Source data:
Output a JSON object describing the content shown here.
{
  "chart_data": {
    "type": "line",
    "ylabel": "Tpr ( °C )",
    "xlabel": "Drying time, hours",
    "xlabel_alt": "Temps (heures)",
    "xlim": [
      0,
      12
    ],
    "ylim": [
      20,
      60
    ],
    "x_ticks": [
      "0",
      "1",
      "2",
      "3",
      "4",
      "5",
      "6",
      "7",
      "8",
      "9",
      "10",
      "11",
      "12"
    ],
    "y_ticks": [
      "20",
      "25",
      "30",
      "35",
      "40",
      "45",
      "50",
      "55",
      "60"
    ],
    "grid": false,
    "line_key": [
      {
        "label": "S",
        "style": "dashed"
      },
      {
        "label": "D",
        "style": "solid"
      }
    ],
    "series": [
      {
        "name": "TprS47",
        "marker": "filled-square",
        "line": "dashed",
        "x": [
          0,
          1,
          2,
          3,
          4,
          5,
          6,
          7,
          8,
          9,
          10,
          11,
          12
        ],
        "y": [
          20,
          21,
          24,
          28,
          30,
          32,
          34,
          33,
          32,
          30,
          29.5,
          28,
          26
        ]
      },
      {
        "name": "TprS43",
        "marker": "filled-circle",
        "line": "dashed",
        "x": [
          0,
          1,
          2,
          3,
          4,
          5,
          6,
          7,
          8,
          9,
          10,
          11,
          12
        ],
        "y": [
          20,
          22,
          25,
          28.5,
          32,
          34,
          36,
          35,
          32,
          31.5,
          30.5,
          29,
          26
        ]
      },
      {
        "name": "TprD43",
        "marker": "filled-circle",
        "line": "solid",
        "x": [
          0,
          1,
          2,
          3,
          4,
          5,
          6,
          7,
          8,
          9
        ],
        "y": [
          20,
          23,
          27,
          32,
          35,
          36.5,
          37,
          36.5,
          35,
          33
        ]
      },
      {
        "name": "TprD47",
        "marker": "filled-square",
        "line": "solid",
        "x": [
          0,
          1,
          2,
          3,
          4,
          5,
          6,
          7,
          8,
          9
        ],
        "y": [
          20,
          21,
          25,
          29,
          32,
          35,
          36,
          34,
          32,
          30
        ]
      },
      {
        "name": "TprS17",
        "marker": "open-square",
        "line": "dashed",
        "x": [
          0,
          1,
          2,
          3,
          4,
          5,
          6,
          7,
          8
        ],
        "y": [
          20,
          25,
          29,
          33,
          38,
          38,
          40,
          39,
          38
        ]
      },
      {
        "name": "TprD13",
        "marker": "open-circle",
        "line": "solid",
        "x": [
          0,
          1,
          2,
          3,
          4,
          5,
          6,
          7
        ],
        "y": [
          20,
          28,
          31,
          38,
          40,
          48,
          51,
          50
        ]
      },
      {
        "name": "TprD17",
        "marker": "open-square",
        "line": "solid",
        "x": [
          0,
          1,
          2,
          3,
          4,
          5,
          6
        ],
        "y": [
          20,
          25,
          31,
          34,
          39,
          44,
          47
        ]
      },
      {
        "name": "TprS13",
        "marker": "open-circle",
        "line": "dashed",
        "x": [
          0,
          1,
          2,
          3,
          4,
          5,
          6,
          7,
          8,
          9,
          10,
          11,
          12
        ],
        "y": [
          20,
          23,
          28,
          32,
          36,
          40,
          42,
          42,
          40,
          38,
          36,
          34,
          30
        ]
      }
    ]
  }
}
...
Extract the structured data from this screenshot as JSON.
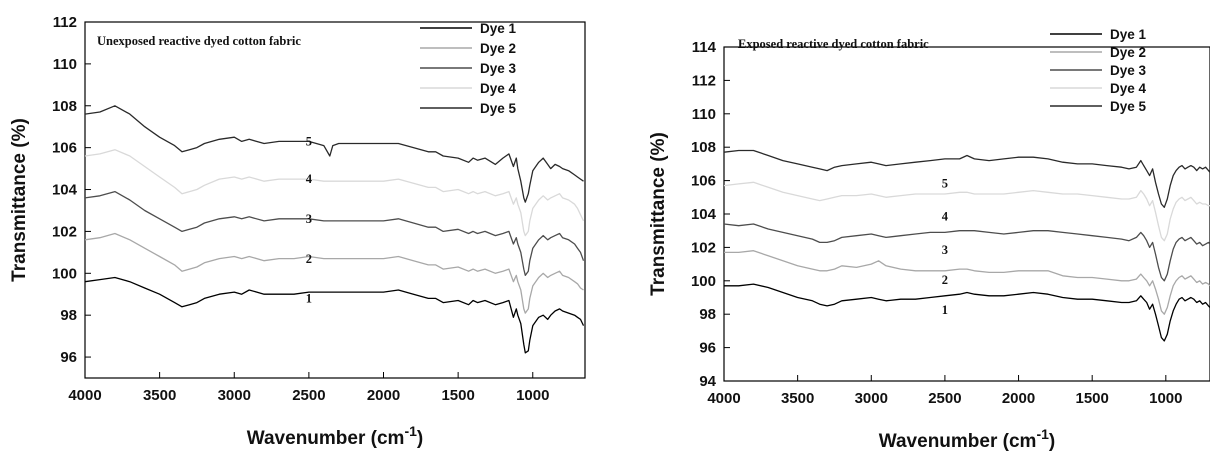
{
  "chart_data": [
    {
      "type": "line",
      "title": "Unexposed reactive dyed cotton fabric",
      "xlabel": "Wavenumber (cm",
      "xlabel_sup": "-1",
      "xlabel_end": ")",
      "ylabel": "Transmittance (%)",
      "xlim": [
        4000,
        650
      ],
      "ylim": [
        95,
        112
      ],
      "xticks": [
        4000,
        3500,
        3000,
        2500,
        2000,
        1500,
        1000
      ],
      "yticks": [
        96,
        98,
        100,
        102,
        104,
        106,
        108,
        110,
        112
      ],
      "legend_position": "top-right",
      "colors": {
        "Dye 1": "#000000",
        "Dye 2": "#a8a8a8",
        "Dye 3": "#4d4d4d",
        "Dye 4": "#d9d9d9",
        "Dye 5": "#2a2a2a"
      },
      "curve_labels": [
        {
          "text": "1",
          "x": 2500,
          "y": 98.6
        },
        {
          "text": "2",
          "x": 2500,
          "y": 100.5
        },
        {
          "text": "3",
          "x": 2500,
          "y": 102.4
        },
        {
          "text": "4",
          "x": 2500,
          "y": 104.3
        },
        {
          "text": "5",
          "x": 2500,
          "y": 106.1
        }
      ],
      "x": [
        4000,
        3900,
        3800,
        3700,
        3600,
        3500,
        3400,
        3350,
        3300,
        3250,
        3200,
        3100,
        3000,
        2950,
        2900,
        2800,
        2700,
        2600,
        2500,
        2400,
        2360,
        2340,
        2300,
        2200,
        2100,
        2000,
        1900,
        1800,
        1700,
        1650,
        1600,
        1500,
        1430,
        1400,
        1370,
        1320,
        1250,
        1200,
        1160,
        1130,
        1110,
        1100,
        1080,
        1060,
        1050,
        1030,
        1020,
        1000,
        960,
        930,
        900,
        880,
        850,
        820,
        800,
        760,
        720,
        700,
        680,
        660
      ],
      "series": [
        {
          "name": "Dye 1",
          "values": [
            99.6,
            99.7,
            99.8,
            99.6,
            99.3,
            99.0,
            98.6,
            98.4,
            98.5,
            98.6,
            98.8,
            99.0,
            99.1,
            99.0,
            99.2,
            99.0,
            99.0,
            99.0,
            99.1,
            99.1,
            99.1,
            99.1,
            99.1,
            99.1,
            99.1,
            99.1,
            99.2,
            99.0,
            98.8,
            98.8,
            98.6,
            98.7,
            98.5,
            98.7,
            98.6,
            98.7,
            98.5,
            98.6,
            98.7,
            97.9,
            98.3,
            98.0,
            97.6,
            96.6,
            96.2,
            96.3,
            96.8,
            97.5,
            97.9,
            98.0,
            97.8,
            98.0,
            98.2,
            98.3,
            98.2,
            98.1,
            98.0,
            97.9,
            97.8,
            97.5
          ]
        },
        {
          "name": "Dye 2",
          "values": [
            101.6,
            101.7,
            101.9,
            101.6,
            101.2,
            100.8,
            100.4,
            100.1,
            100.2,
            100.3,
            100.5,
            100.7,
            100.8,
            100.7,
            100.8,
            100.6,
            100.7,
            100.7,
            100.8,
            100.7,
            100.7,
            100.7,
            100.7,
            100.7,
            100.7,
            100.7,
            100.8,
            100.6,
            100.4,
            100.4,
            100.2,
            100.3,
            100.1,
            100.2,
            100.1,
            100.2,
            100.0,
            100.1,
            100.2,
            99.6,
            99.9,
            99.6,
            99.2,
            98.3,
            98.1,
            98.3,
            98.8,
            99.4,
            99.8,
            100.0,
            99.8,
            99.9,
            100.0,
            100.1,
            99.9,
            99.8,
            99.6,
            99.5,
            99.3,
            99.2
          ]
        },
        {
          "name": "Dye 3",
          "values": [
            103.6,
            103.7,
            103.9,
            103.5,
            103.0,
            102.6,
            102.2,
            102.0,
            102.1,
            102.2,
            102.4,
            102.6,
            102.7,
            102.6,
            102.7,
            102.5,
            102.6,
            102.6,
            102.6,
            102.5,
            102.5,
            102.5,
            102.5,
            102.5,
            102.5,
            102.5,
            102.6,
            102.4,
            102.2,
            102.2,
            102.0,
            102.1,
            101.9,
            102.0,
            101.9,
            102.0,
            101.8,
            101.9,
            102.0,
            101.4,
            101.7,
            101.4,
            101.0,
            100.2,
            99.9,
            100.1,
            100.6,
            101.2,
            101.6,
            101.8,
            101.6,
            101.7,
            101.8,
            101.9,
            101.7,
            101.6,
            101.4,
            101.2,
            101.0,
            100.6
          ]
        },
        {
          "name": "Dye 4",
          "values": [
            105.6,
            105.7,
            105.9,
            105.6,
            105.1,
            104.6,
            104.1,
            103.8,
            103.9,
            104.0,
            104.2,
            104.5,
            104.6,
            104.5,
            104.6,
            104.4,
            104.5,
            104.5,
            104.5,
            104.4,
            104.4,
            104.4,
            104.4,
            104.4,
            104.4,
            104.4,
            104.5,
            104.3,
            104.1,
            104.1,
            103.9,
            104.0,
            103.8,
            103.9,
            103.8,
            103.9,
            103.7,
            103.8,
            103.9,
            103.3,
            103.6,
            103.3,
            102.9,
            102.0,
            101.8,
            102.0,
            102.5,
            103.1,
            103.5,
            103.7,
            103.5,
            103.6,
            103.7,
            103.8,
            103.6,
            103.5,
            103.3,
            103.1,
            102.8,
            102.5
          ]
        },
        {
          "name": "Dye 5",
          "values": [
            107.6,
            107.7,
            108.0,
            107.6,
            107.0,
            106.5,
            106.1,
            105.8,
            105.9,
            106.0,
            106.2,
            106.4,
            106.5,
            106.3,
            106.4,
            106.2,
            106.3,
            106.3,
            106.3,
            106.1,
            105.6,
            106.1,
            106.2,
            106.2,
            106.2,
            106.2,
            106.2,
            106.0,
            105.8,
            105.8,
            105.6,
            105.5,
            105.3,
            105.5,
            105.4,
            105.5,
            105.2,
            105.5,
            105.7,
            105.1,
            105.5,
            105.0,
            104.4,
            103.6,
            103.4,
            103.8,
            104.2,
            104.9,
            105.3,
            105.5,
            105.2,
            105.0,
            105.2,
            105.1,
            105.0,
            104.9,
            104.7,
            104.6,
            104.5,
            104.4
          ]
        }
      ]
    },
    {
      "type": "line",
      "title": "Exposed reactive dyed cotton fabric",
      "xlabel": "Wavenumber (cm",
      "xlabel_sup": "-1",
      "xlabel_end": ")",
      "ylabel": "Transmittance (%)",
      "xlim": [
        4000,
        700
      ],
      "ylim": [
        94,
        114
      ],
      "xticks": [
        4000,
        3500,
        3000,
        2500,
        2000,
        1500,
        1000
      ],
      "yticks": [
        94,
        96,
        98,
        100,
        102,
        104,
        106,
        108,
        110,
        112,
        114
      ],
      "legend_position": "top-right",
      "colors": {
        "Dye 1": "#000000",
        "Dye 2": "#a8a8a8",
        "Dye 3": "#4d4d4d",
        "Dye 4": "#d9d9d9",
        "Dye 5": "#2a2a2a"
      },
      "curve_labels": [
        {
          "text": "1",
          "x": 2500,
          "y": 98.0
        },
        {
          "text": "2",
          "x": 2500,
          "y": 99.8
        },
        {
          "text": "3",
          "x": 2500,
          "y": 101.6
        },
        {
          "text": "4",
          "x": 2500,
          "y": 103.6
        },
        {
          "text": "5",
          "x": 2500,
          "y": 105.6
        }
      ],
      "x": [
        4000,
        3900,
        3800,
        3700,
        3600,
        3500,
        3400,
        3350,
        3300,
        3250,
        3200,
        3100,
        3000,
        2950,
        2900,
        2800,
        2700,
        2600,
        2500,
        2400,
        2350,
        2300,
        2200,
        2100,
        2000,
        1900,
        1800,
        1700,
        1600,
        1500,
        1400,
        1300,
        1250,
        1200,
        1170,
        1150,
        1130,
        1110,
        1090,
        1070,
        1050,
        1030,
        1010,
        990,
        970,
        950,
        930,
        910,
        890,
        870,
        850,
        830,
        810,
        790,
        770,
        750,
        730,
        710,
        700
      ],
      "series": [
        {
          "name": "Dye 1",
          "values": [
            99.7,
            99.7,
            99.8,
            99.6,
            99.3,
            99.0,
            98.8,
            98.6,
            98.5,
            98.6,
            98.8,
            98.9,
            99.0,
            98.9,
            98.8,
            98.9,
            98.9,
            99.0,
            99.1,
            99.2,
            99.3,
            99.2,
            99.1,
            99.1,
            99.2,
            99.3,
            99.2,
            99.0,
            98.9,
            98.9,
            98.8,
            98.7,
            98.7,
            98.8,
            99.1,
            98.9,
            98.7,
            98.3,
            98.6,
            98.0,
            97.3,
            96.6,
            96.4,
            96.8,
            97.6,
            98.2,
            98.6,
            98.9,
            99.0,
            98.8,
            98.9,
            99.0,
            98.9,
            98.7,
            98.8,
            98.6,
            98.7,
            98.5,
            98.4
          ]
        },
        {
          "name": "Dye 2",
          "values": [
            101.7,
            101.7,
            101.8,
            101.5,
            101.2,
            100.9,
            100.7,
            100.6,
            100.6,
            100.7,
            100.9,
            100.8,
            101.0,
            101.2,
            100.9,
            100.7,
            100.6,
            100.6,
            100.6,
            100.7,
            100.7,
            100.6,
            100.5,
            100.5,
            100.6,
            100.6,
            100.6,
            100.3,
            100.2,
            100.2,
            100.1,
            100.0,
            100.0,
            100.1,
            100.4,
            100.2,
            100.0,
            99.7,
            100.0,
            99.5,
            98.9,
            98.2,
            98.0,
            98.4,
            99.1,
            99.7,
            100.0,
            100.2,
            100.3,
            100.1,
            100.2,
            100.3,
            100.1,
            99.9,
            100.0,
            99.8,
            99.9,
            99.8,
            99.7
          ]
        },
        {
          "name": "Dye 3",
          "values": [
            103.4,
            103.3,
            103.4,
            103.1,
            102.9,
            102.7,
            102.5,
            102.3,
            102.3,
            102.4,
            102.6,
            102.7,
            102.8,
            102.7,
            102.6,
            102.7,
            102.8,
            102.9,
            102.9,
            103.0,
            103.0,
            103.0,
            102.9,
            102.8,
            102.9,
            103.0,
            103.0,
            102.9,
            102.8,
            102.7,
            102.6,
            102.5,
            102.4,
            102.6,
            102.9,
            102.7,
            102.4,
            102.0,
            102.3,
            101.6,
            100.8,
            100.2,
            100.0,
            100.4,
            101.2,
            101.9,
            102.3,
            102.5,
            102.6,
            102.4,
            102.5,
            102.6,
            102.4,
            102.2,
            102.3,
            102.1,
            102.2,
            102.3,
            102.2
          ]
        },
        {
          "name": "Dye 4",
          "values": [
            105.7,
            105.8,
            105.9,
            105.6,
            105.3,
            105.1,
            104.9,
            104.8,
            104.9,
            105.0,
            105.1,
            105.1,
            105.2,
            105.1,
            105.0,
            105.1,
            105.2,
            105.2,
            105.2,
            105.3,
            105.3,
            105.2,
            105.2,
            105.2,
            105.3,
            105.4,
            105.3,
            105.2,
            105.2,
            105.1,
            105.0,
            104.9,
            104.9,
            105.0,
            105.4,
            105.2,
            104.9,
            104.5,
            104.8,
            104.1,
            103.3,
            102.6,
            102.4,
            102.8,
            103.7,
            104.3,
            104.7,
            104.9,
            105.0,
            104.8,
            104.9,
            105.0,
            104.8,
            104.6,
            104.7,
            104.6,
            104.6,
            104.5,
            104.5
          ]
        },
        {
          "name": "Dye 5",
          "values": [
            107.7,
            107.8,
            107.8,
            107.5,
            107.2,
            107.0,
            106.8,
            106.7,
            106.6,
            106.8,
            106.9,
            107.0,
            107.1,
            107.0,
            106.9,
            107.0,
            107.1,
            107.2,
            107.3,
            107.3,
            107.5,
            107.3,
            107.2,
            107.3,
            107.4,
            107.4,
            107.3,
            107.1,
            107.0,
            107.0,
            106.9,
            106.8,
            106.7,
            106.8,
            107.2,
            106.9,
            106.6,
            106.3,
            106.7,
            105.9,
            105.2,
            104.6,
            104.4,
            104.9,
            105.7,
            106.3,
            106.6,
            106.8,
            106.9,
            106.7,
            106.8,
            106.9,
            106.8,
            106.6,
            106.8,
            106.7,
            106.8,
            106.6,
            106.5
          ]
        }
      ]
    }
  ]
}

REQUEST:
Determine how many lines of the material include the string "JSON". Output only that count.

TASK OUTPUT:
2